# Supplied text start

IIRC, you can replace it with a feedback node and utilise the initialisation methods of that instead. Functionally identical.

NickNZ
Member

While feedback nodes solve this issue, I dislike them unless the backwards wire of the feedback node is a very short loop, else I prefer a while loop with uninitialized shift registers. 

Please consider a while loop instead of a for loop since its a more common design pattern in a FGV than possibly the example above with for loops. 

AristosQueue (NI)
NI Employee (retired)

I see no reason why we couldn't implement this, but it seems to me to have multiple downsides. Most of those downsides are shared with the Feedback Node today. I would hesitate about proliferating them.

 

My concern with this notation is non-trivial initialization code. For example, read a value from a config file and use that as the initial value.

 

In your example, you initialize with a simple constant. Great. But if you initialize with a computed value, that computation code runs every time (being upstream of the loop/feedback) (to read the config file, for example) and on the first call it sets the value of the register but on all future calls the value gets thrown away. In other words, you waste a bunch of time recomputing every time. You *still* need to put the First Call prim down with a Case Structure to avoid that overhead (opening and reading the file on every iteration).

# Supplied text end

--- Work to be completed ---
Write the next part of the forum discussion about initializing shift registers and feedback nodes, starting right after its last sentence.

# Information shown start

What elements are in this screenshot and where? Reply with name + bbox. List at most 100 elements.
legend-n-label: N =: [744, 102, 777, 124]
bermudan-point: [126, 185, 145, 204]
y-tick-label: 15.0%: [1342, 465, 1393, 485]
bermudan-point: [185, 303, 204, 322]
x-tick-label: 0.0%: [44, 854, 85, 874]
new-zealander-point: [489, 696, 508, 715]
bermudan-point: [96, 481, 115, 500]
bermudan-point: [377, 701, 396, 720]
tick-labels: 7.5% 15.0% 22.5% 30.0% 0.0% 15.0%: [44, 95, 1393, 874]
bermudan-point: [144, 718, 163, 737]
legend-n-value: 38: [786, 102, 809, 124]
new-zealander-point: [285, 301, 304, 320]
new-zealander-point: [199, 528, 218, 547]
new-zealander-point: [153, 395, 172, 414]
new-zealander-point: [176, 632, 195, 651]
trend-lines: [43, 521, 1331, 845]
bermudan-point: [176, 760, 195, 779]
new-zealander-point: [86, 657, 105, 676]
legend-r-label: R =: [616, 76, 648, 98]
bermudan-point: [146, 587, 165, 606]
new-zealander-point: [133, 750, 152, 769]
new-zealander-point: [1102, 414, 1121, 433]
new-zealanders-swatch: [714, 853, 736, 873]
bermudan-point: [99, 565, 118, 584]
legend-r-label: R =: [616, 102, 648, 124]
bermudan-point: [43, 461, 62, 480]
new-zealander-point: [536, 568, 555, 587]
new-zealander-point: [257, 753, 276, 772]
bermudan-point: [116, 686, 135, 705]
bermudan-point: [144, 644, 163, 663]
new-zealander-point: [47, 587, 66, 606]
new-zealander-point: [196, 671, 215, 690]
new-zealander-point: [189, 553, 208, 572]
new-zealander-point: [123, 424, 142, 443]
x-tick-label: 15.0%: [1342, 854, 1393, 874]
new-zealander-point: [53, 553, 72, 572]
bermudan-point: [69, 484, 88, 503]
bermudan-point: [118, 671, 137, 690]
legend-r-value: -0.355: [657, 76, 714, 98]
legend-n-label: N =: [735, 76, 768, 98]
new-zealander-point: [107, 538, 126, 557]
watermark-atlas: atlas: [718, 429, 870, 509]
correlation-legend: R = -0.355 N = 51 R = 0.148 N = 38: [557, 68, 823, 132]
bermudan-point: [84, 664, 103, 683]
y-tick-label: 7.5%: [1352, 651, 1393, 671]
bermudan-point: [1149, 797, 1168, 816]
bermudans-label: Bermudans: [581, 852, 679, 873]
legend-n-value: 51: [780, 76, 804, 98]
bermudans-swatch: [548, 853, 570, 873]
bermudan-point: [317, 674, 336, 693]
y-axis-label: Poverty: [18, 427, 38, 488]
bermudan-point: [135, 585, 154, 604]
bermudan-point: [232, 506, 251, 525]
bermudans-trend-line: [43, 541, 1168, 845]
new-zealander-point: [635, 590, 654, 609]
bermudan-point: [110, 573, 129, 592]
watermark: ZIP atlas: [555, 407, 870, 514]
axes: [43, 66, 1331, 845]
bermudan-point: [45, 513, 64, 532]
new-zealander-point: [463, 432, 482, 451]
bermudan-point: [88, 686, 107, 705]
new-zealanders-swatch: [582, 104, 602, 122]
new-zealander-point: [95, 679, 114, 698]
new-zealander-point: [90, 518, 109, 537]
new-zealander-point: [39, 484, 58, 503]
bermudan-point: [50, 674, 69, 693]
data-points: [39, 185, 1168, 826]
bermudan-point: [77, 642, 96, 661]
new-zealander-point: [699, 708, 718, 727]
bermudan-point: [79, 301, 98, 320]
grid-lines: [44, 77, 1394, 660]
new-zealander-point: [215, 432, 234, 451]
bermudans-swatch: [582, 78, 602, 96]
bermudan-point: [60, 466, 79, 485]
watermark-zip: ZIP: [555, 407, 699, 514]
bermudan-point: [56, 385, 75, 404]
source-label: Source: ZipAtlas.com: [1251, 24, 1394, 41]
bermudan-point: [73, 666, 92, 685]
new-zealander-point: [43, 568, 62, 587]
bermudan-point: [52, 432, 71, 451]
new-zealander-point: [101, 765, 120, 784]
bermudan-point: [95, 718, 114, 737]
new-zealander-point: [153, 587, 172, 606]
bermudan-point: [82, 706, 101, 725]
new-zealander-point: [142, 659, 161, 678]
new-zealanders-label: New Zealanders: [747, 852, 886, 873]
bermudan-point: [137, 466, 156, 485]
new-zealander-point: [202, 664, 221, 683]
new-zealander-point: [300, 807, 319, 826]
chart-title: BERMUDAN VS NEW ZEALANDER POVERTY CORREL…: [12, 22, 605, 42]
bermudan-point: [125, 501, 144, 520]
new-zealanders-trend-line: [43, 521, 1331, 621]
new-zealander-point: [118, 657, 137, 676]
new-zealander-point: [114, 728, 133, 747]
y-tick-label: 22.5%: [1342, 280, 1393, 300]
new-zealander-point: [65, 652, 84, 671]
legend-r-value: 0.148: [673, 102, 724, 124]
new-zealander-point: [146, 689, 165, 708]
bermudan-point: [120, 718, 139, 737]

# Information shown end

--- Output of the task ---
 

Moreover, a large percent of the time that you need custom initialization, you also have some condition for re-initialization, i.e., when your program, without restarting, resets to its initial state. That situation still requires the case structure. With the notation shown here, reset has to be done by inserting the reset code somewhere along the feedback, pretty much negating the value of the notation.

 

To me, it's a fine solution for very simple cases, but it is easy to write non-performant code without realizing it and it is limited in the cases that it can solve.